What is expected: Copy each of the entries below faithfully, setting aside any pictures.

>> START Data entries

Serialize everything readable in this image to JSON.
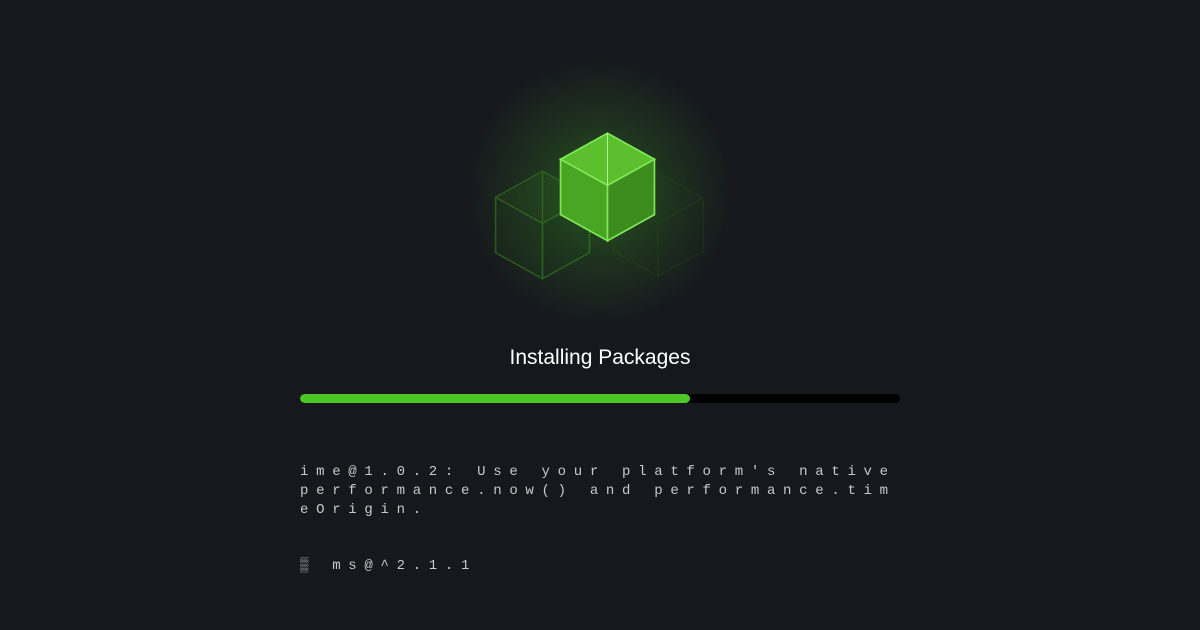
{
  "title": "Installing Packages",
  "progress_percent": 65,
  "colors": {
    "accent": "#4cc726",
    "background": "#16181d",
    "track": "#000000"
  },
  "cubes": {
    "main": "cube-icon",
    "left": "cube-icon",
    "right": "cube-icon"
  },
  "log": {
    "lines": [
      "ime@1.0.2: Use your platform's native performance.now() and performance.timeOrigin.",
      "▒ ms@^2.1.1"
    ]
  }
}
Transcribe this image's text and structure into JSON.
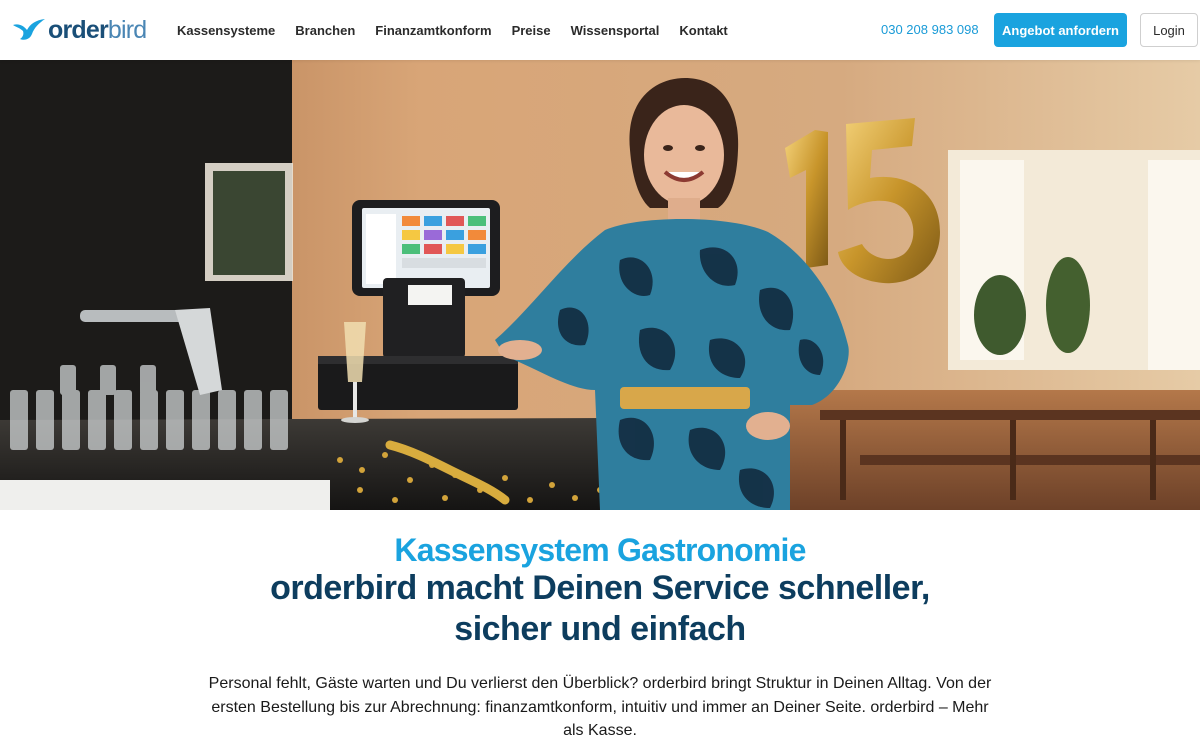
{
  "brand": {
    "logo_bold": "order",
    "logo_light": "bird",
    "logo_color": "#1a4f78",
    "accent_color": "#1aa3df",
    "heading_color": "#0d3d5e"
  },
  "nav": {
    "items": [
      {
        "label": "Kassensysteme"
      },
      {
        "label": "Branchen"
      },
      {
        "label": "Finanzamtkonform"
      },
      {
        "label": "Preise"
      },
      {
        "label": "Wissensportal"
      },
      {
        "label": "Kontakt"
      }
    ]
  },
  "header": {
    "phone": "030 208 983 098",
    "cta_label": "Angebot anfordern",
    "login_label": "Login"
  },
  "hero": {
    "balloon_number": "15",
    "balloon_color": "#d9a930",
    "dress_color": "#2f7e9e"
  },
  "main": {
    "headline_accent": "Kassensystem Gastronomie",
    "headline_line1": "orderbird macht Deinen Service schneller,",
    "headline_line2": "sicher und einfach",
    "intro": "Personal fehlt, Gäste warten und Du verlierst den Überblick? orderbird bringt Struktur in Deinen Alltag. Von der ersten Bestellung bis zur Abrechnung: finanzamtkonform, intuitiv und immer an Deiner Seite. orderbird – Mehr als Kasse."
  }
}
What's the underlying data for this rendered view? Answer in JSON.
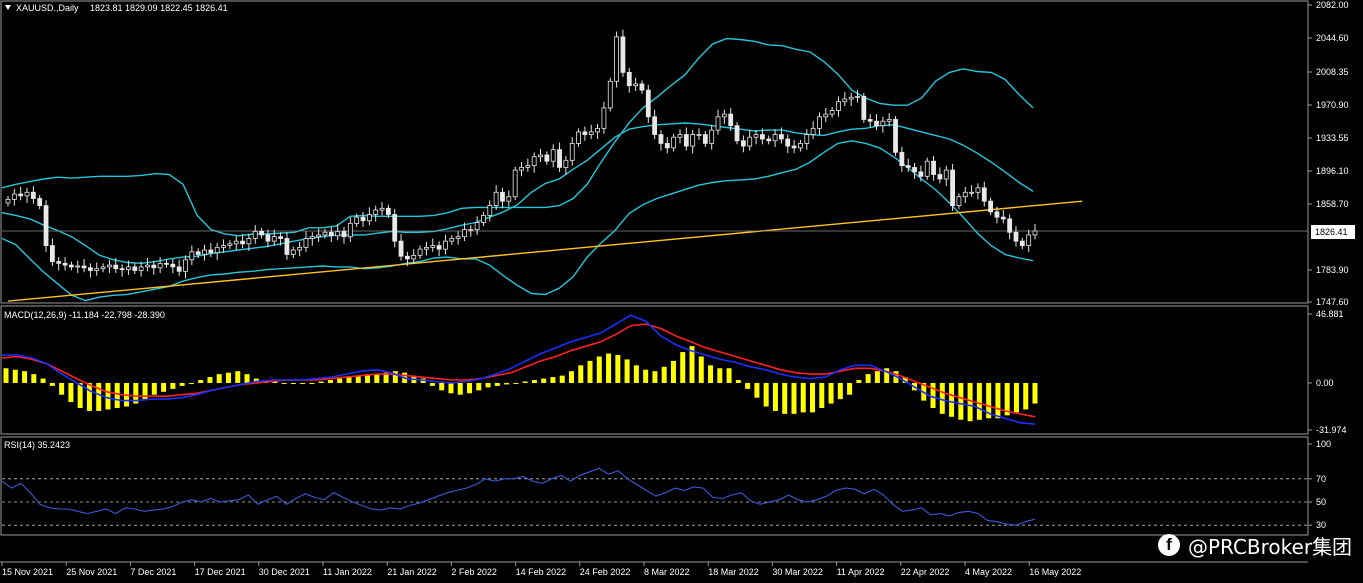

>> END Data entries

Response to the exercise:
Serialize everything readable in this image to JSON.
{
  "title": "Installing Packages",
  "progress_percent": 65,
  "colors": {
    "accent": "#4cc726",
    "background": "#16181d",
    "track": "#000000"
  },
  "cubes": {
    "main": "cube-icon",
    "left": "cube-icon",
    "right": "cube-icon"
  },
  "log": {
    "lines": [
      "ime@1.0.2: Use your platform's native performance.now() and performance.timeOrigin.",
      "▒ ms@^2.1.1"
    ]
  }
}
Transcribe this image's text and structure into JSON.
{
  "brand": {
    "logo_bold": "order",
    "logo_light": "bird",
    "logo_color": "#1a4f78",
    "accent_color": "#1aa3df",
    "heading_color": "#0d3d5e"
  },
  "nav": {
    "items": [
      {
        "label": "Kassensysteme"
      },
      {
        "label": "Branchen"
      },
      {
        "label": "Finanzamtkonform"
      },
      {
        "label": "Preise"
      },
      {
        "label": "Wissensportal"
      },
      {
        "label": "Kontakt"
      }
    ]
  },
  "header": {
    "phone": "030 208 983 098",
    "cta_label": "Angebot anfordern",
    "login_label": "Login"
  },
  "hero": {
    "balloon_number": "15",
    "balloon_color": "#d9a930",
    "dress_color": "#2f7e9e"
  },
  "main": {
    "headline_accent": "Kassensystem Gastronomie",
    "headline_line1": "orderbird macht Deinen Service schneller,",
    "headline_line2": "sicher und einfach",
    "intro": "Personal fehlt, Gäste warten und Du verlierst den Überblick? orderbird bringt Struktur in Deinen Alltag. Von der ersten Bestellung bis zur Abrechnung: finanzamtkonform, intuitiv und immer an Deiner Seite. orderbird – Mehr als Kasse."
  }
}
What's the underlying data for this rendered view? Answer in JSON.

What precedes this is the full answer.